PROVIDED RECORDS
begin
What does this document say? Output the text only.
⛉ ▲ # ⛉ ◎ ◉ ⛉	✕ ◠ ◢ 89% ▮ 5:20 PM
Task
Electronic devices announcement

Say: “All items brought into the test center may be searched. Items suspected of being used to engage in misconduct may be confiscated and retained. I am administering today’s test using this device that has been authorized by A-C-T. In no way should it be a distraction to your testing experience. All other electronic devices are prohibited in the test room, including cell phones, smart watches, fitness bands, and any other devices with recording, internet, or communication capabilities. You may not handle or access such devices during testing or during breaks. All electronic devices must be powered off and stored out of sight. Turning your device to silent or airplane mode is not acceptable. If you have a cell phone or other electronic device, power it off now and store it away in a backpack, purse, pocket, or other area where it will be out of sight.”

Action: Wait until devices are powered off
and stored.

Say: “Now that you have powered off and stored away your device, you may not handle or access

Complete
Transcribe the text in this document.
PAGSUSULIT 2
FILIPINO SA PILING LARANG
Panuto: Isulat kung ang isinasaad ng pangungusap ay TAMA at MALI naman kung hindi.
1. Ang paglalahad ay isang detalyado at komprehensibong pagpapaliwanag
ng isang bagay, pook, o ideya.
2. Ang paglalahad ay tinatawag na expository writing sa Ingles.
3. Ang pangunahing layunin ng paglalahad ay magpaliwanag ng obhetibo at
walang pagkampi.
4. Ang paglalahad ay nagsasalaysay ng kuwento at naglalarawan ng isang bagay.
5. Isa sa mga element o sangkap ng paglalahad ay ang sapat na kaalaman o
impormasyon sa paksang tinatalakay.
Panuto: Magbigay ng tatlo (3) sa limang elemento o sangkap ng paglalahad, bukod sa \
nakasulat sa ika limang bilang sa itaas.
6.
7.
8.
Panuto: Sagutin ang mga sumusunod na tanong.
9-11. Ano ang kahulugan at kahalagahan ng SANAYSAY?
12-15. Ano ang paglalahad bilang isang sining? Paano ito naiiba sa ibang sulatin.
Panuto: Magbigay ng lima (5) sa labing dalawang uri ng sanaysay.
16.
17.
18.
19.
end
Return all of the entries exactly as they were supplied.

What does this document say? Output the text only.
⛉ ▲ # ⛉ ◎ ◉ ⛉	✕ ◠ ◢ 89% ▮ 5:20 PM
Task
Electronic devices announcement

Say: “All items brought into the test center may be searched. Items suspected of being used to engage in misconduct may be confiscated and retained. I am administering today’s test using this device that has been authorized by A-C-T. In no way should it be a distraction to your testing experience. All other electronic devices are prohibited in the test room, including cell phones, smart watches, fitness bands, and any other devices with recording, internet, or communication capabilities. You may not handle or access such devices during testing or during breaks. All electronic devices must be powered off and stored out of sight. Turning your device to silent or airplane mode is not acceptable. If you have a cell phone or other electronic device, power it off now and store it away in a backpack, purse, pocket, or other area where it will be out of sight.”

Action: Wait until devices are powered off
and stored.

Say: “Now that you have powered off and stored away your device, you may not handle or access

Complete
Transcribe the text in this document.
PAGSUSULIT 2
FILIPINO SA PILING LARANG
Panuto: Isulat kung ang isinasaad ng pangungusap ay TAMA at MALI naman kung hindi.
1. Ang paglalahad ay isang detalyado at komprehensibong pagpapaliwanag
ng isang bagay, pook, o ideya.
2. Ang paglalahad ay tinatawag na expository writing sa Ingles.
3. Ang pangunahing layunin ng paglalahad ay magpaliwanag ng obhetibo at
walang pagkampi.
4. Ang paglalahad ay nagsasalaysay ng kuwento at naglalarawan ng isang bagay.
5. Isa sa mga element o sangkap ng paglalahad ay ang sapat na kaalaman o
impormasyon sa paksang tinatalakay.
Panuto: Magbigay ng tatlo (3) sa limang elemento o sangkap ng paglalahad, bukod sa \
nakasulat sa ika limang bilang sa itaas.
6.
7.
8.
Panuto: Sagutin ang mga sumusunod na tanong.
9-11. Ano ang kahulugan at kahalagahan ng SANAYSAY?
12-15. Ano ang paglalahad bilang isang sining? Paano ito naiiba sa ibang sulatin.
Panuto: Magbigay ng lima (5) sa labing dalawang uri ng sanaysay.
16.
17.
18.
19.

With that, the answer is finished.